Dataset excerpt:
========
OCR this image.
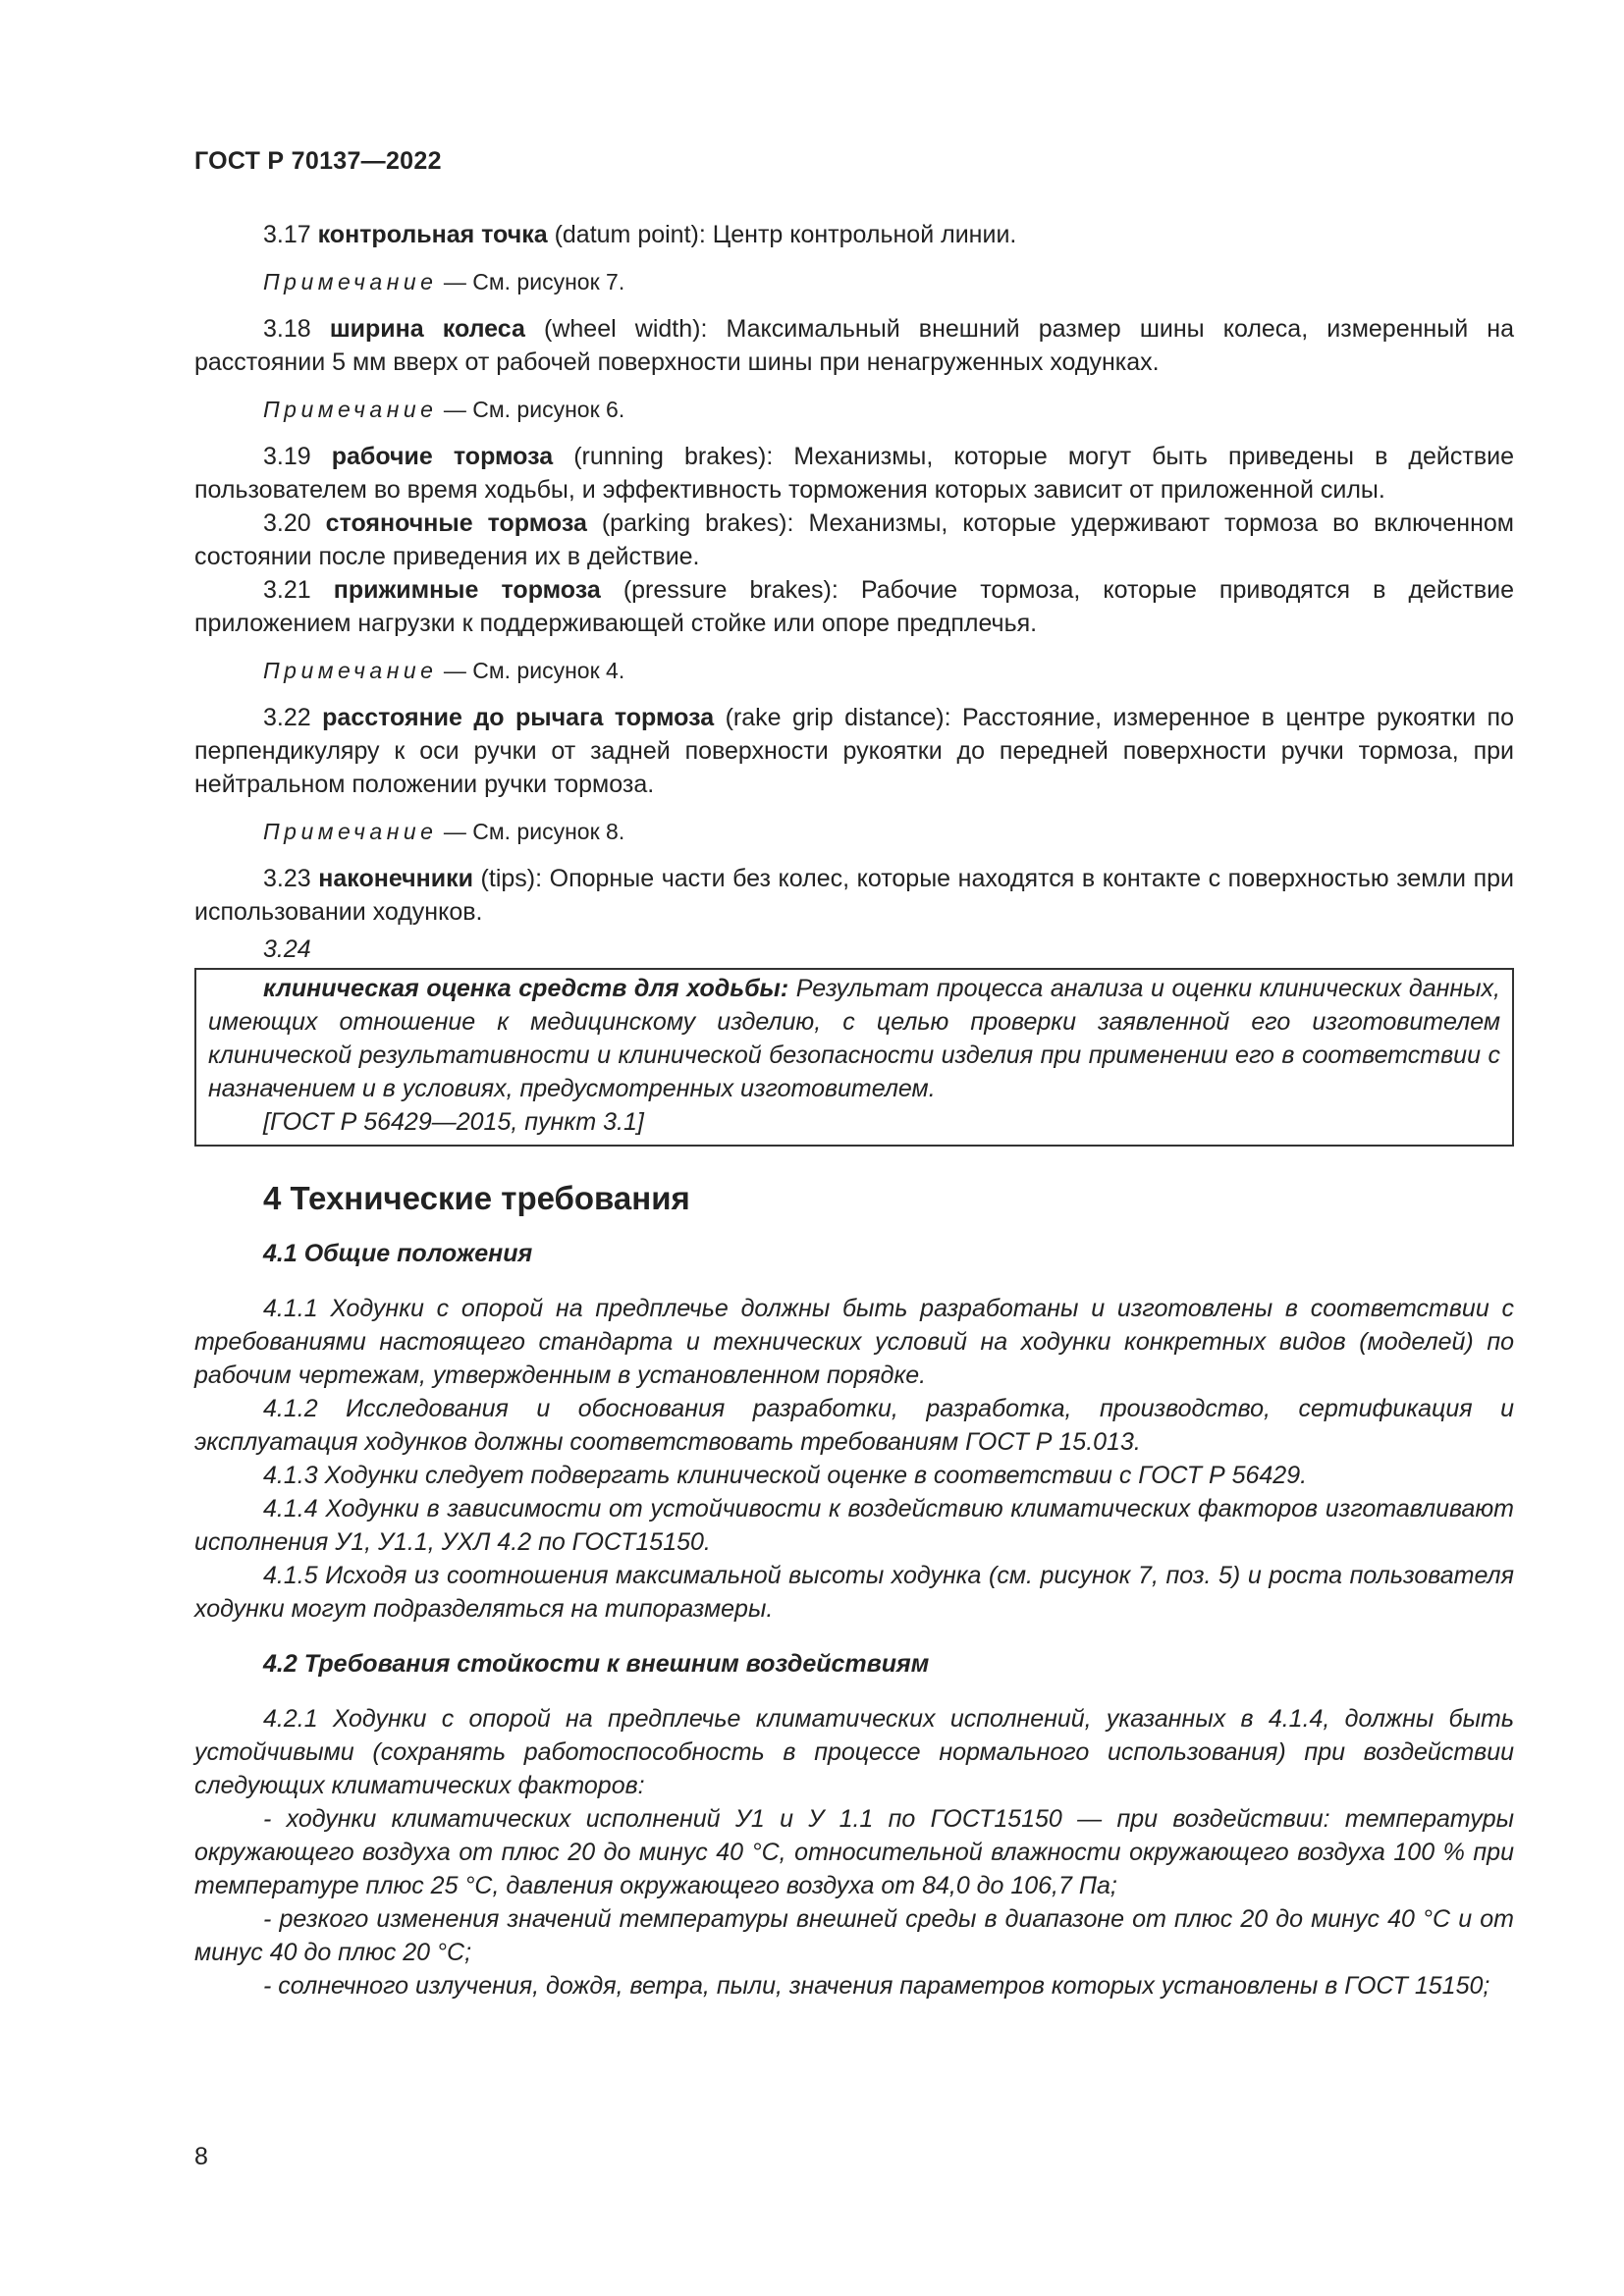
ГОСТ Р 70137—2022

3.17 контрольная точка (datum point): Центр контрольной линии.

Примечание — См. рисунок 7.

3.18 ширина колеса (wheel width): Максимальный внешний размер шины колеса, измеренный на расстоянии 5 мм вверх от рабочей поверхности шины при ненагруженных ходунках.

Примечание — См. рисунок 6.

3.19 рабочие тормоза (running brakes): Механизмы, которые могут быть приведены в действие пользователем во время ходьбы, и эффективность торможения которых зависит от приложенной силы.

3.20 стояночные тормоза (parking brakes): Механизмы, которые удерживают тормоза во включенном состоянии после приведения их в действие.

3.21 прижимные тормоза (pressure brakes): Рабочие тормоза, которые приводятся в действие приложением нагрузки к поддерживающей стойке или опоре предплечья.

Примечание — См. рисунок 4.

3.22 расстояние до рычага тормоза (rake grip distance): Расстояние, измеренное в центре рукоятки по перпендикуляру к оси ручки от задней поверхности рукоятки до передней поверхности ручки тормоза, при нейтральном положении ручки тормоза.

Примечание — См. рисунок 8.

3.23 наконечники (tips): Опорные части без колес, которые находятся в контакте с поверхностью земли при использовании ходунков.

3.24

клиническая оценка средств для ходьбы: Результат процесса анализа и оценки клинических данных, имеющих отношение к медицинскому изделию, с целью проверки заявленной его изготовителем клинической результативности и клинической безопасности изделия при применении его в соответствии с назначением и в условиях, предусмотренных изготовителем.

[ГОСТ Р 56429—2015, пункт 3.1]

4 Технические требования
4.1 Общие положения

4.1.1 Ходунки с опорой на предплечье должны быть разработаны и изготовлены в соответствии с требованиями настоящего стандарта и технических условий на ходунки конкретных видов (моделей) по рабочим чертежам, утвержденным в установленном порядке.

4.1.2 Исследования и обоснования разработки, разработка, производство, сертификация и эксплуатация ходунков должны соответствовать требованиям ГОСТ Р 15.013.

4.1.3 Ходунки следует подвергать клинической оценке в соответствии с ГОСТ Р 56429.

4.1.4 Ходунки в зависимости от устойчивости к воздействию климатических факторов изготавливают исполнения У1, У1.1, УХЛ 4.2 по ГОСТ15150.

4.1.5 Исходя из соотношения максимальной высоты ходунка (см. рисунок 7, поз. 5) и роста пользователя ходунки могут подразделяться на типоразмеры.

4.2 Требования стойкости к внешним воздействиям

4.2.1 Ходунки с опорой на предплечье климатических исполнений, указанных в 4.1.4, должны быть устойчивыми (сохранять работоспособность в процессе нормального использования) при воздействии следующих климатических факторов:

- ходунки климатических исполнений У1 и У 1.1 по ГОСТ15150 — при воздействии: температуры окружающего воздуха от плюс 20 до минус 40 °С, относительной влажности окружающего воздуха 100 % при температуре плюс 25 °С, давления окружающего воздуха от 84,0 до 106,7 Па;

- резкого изменения значений температуры внешней среды в диапазоне от плюс 20 до минус 40 °С и от минус 40 до плюс 20 °С;

- солнечного излучения, дождя, ветра, пыли, значения параметров которых установлены в ГОСТ 15150;

8
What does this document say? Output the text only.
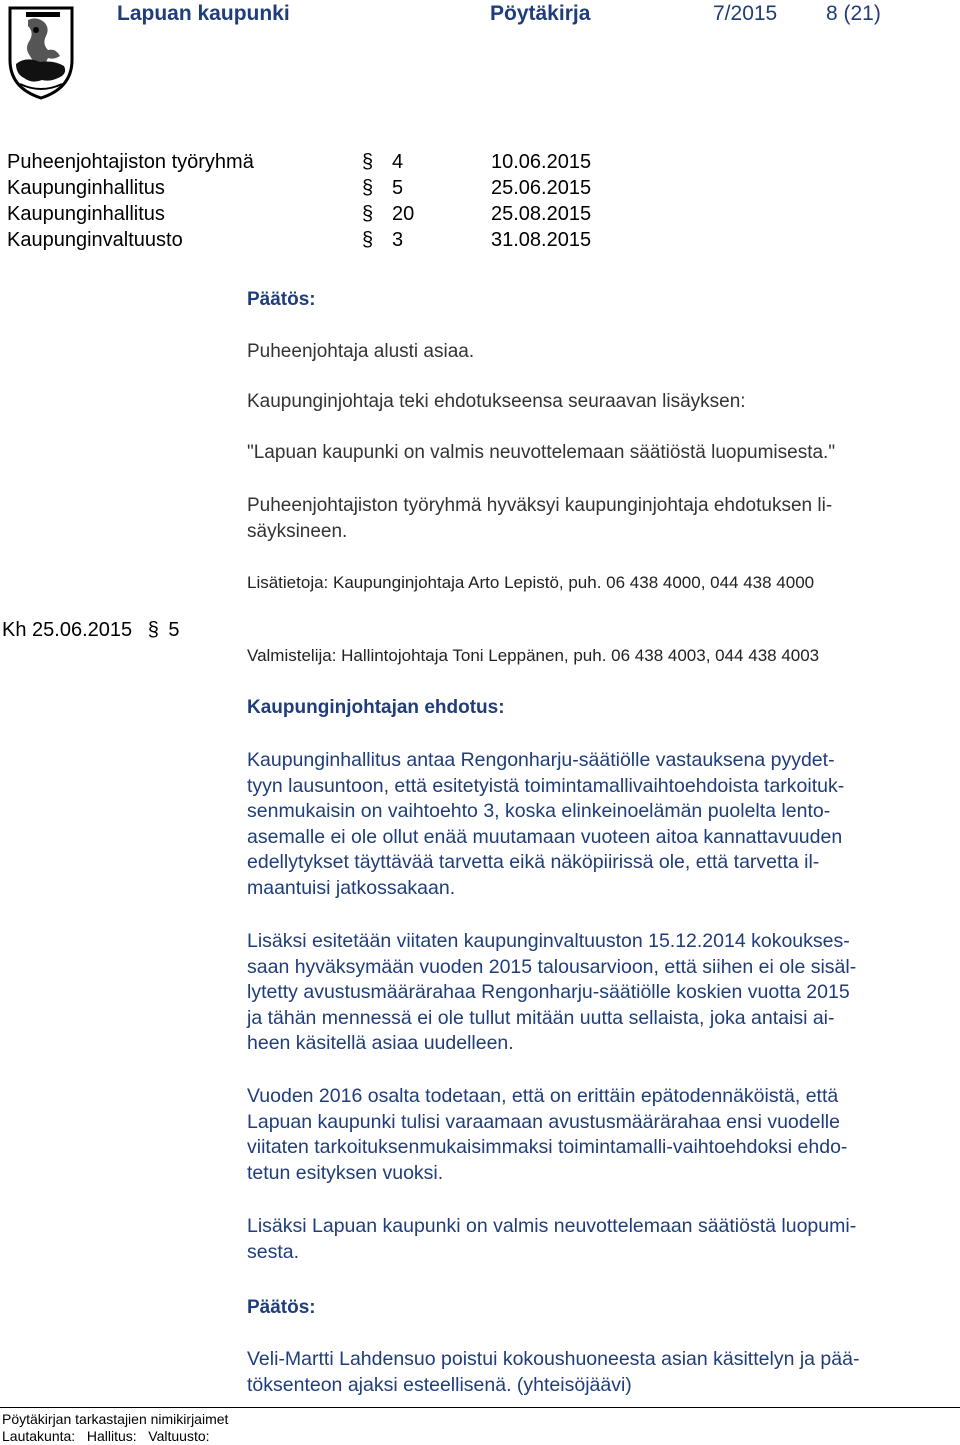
Lapuan kaupunki	Pöytäkirja	7/2015 8 (21)
Puheenjohtajiston työryhmä	§ 4	10.06.2015
Kaupunginhallitus	§ 5	25.06.2015
Kaupunginhallitus	§ 20	25.08.2015
Kaupunginvaltuusto	§ 3	31.08.2015
Päätös:
Puheenjohtaja alusti asiaa.
Kaupunginjohtaja teki ehdotukseensa seuraavan lisäyksen:
"Lapuan kaupunki on valmis neuvottelemaan säätiöstä luopumisesta."
Puheenjohtajiston työryhmä hyväksyi kaupunginjohtaja ehdotuksen li-
säyksineen.
Lisätietoja: Kaupunginjohtaja Arto Lepistö, puh. 06 438 4000, 044 438 4000
Kh 25.06.2015 § 5
Valmistelija: Hallintojohtaja Toni Leppänen, puh. 06 438 4003, 044 438 4003
Kaupunginjohtajan ehdotus:
Kaupunginhallitus antaa Rengonharju-säätiölle vastauksena pyydet-
tyyn lausuntoon, että esitetyistä toimintamallivaihtoehdoista tarkoituk-
senmukaisin on vaihtoehto 3, koska elinkeinoelämän puolelta lento-
asemalle ei ole ollut enää muutamaan vuoteen aitoa kannattavuuden
edellytykset täyttävää tarvetta eikä näköpiirissä ole, että tarvetta il-
maantuisi jatkossakaan.
Lisäksi esitetään viitaten kaupunginvaltuuston 15.12.2014 kokoukses-
saan hyväksymään vuoden 2015 talousarvioon, että siihen ei ole sisäl-
lytetty avustusmäärärahaa Rengonharju-säätiölle koskien vuotta 2015
ja tähän mennessä ei ole tullut mitään uutta sellaista, joka antaisi ai-
heen käsitellä asiaa uudelleen.
Vuoden 2016 osalta todetaan, että on erittäin epätodennäköistä, että
Lapuan kaupunki tulisi varaamaan avustusmäärärahaa ensi vuodelle
viitaten tarkoituksenmukaisimmaksi toimintamalli-vaihtoehdoksi ehdo-
tetun esityksen vuoksi.
Lisäksi Lapuan kaupunki on valmis neuvottelemaan säätiöstä luopumi-
sesta.
Päätös:
Veli-Martti Lahdensuo poistui kokoushuoneesta asian käsittelyn ja pää-
töksenteon ajaksi esteellisenä. (yhteisöjäävi)
Pöytäkirjan tarkastajien nimikirjaimet
Lautakunta:   Hallitus:   Valtuusto:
========
Set exercise
Pick out the lines containing the string "Puheenjohtajiston" and show them.

Full answer
Puheenjohtajiston työryhmä	§ 4	10.06.2015
Puheenjohtajiston työryhmä hyväksyi kaupunginjohtaja ehdotuksen li-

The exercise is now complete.